_Requirement_.
Count how many lines include "northeast" and answer with that number only.

_Data extract_.
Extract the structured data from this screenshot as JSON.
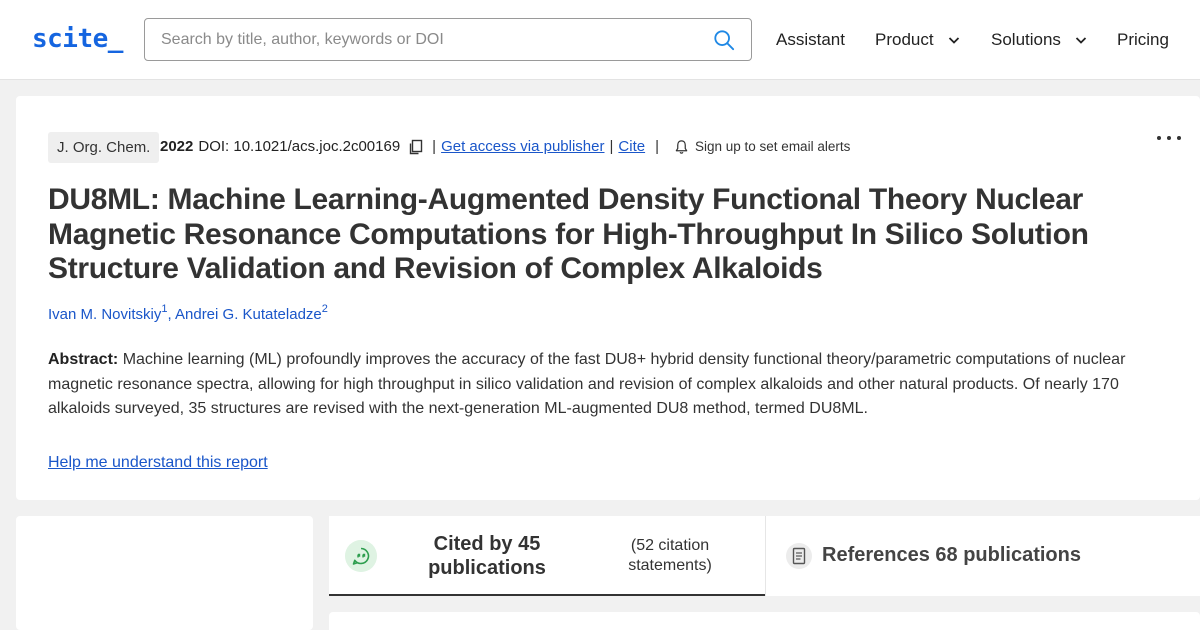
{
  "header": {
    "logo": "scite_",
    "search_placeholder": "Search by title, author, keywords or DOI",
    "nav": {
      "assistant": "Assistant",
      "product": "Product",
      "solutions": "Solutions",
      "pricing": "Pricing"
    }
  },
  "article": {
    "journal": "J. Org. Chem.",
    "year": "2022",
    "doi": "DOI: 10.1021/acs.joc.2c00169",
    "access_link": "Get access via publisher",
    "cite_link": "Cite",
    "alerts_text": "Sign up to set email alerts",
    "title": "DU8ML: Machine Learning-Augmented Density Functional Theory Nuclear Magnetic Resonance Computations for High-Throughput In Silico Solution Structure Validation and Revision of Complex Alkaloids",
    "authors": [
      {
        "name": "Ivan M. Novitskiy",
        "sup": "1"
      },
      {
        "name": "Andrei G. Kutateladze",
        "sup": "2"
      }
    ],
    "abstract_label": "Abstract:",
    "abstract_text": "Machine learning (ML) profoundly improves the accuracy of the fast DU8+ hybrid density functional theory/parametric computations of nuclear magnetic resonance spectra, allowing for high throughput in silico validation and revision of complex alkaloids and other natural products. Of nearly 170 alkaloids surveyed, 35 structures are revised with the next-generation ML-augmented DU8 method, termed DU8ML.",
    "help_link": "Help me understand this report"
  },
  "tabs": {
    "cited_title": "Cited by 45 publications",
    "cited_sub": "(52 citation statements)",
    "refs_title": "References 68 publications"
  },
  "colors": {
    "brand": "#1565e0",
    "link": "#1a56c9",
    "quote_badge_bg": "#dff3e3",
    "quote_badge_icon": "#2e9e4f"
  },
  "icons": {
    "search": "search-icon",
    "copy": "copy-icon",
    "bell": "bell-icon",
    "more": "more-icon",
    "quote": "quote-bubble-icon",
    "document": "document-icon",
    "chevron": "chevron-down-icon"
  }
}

* * *

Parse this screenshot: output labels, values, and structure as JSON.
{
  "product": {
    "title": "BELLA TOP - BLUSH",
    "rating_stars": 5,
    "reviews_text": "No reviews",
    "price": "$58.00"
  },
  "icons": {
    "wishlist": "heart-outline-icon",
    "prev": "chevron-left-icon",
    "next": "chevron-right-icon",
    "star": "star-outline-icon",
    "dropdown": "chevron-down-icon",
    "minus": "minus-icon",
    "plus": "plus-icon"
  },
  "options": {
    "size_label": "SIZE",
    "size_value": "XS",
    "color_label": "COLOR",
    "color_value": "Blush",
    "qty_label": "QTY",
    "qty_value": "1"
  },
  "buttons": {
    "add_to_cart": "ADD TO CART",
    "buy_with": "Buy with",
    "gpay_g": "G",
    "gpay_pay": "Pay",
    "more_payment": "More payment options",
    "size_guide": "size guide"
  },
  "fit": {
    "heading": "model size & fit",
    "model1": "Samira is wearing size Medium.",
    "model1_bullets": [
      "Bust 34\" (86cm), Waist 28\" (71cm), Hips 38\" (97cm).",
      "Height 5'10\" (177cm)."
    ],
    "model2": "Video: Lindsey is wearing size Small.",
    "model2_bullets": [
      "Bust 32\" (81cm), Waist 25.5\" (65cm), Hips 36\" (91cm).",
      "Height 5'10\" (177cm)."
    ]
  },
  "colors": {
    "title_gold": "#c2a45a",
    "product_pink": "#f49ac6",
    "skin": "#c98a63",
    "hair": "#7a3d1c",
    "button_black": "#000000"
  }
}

---

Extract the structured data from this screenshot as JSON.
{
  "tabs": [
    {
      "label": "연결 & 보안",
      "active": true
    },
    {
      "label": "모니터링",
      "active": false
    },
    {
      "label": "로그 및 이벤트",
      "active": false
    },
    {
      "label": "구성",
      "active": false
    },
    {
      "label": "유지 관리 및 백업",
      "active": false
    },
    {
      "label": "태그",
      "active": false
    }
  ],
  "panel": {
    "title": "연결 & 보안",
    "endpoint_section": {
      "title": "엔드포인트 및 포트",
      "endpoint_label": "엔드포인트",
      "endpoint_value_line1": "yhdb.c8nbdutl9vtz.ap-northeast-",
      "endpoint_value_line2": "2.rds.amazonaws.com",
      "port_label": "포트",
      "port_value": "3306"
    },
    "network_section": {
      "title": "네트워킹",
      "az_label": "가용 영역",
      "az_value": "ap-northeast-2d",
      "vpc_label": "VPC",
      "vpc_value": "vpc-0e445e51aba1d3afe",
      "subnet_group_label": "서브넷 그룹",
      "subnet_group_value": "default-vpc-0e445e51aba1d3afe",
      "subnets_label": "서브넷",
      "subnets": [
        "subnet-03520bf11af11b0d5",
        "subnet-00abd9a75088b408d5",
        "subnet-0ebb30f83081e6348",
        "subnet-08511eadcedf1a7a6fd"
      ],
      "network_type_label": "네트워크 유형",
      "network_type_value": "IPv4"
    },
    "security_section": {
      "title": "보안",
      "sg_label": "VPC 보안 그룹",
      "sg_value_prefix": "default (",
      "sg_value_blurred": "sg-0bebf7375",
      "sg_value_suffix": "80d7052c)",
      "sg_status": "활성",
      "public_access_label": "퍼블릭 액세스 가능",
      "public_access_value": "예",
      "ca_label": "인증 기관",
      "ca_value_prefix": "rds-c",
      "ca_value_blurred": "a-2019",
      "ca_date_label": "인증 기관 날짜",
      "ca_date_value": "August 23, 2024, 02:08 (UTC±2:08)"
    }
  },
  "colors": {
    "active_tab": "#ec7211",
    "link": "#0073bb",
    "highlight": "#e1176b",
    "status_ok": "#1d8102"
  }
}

_Written reply_.
2